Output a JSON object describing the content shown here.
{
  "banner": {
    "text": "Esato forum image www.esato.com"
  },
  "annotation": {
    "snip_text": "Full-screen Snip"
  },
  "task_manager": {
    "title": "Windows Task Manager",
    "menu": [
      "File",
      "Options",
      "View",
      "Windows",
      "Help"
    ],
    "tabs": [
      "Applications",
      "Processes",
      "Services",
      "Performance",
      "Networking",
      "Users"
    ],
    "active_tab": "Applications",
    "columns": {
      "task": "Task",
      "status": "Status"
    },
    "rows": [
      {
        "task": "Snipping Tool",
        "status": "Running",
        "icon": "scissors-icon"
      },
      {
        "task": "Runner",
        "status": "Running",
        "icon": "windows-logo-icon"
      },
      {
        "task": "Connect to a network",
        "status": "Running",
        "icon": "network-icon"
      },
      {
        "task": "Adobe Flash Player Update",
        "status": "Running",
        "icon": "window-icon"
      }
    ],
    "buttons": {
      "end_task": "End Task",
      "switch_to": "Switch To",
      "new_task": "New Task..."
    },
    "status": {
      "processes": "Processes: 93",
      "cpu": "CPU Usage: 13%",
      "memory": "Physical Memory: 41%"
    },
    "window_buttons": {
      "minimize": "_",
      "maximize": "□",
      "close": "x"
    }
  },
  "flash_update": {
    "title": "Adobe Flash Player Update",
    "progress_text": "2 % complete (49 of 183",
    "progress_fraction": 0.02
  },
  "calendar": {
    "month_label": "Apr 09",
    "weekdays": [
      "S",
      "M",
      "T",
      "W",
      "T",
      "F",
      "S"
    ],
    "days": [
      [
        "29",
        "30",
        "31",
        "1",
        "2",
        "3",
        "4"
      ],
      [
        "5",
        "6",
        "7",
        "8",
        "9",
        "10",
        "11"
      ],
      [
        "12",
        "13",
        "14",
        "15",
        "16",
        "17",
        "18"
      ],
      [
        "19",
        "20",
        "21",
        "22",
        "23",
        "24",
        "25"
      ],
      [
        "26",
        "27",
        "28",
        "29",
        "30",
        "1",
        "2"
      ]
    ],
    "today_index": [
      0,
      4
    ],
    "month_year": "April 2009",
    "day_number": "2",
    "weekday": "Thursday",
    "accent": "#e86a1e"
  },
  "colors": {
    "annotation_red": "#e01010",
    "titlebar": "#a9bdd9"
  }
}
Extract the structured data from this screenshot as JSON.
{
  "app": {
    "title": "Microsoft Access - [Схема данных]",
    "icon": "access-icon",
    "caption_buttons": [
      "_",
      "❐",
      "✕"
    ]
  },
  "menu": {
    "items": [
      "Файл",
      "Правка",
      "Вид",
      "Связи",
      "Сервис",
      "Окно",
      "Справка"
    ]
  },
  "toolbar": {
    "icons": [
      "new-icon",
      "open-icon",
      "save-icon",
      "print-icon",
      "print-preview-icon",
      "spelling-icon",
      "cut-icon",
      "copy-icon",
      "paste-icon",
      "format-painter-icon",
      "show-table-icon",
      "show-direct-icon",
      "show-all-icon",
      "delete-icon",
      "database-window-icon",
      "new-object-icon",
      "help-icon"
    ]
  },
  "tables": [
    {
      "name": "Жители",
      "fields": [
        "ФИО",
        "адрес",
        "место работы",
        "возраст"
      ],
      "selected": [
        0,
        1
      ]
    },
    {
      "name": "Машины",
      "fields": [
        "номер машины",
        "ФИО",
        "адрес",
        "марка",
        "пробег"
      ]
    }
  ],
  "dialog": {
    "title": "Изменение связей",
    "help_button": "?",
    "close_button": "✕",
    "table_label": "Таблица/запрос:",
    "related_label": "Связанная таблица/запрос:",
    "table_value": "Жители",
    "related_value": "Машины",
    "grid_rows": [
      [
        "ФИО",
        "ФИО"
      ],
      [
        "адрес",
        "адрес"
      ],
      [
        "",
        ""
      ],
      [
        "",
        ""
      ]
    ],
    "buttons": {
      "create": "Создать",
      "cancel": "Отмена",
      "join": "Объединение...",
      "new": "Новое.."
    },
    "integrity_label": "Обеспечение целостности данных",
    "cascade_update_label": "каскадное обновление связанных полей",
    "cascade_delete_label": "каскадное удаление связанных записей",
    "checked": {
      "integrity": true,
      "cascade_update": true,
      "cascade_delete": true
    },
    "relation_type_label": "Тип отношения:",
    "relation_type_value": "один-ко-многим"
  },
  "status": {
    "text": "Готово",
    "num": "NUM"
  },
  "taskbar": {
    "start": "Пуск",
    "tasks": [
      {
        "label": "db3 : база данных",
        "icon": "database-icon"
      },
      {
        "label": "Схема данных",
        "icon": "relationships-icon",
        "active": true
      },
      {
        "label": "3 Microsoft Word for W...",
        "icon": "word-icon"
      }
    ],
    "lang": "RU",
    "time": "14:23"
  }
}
-*-
» Set task
Pull out each line containing the word "Applications" and copy it.

» Problem solution
      "Applications",
    "active_tab": "Applications",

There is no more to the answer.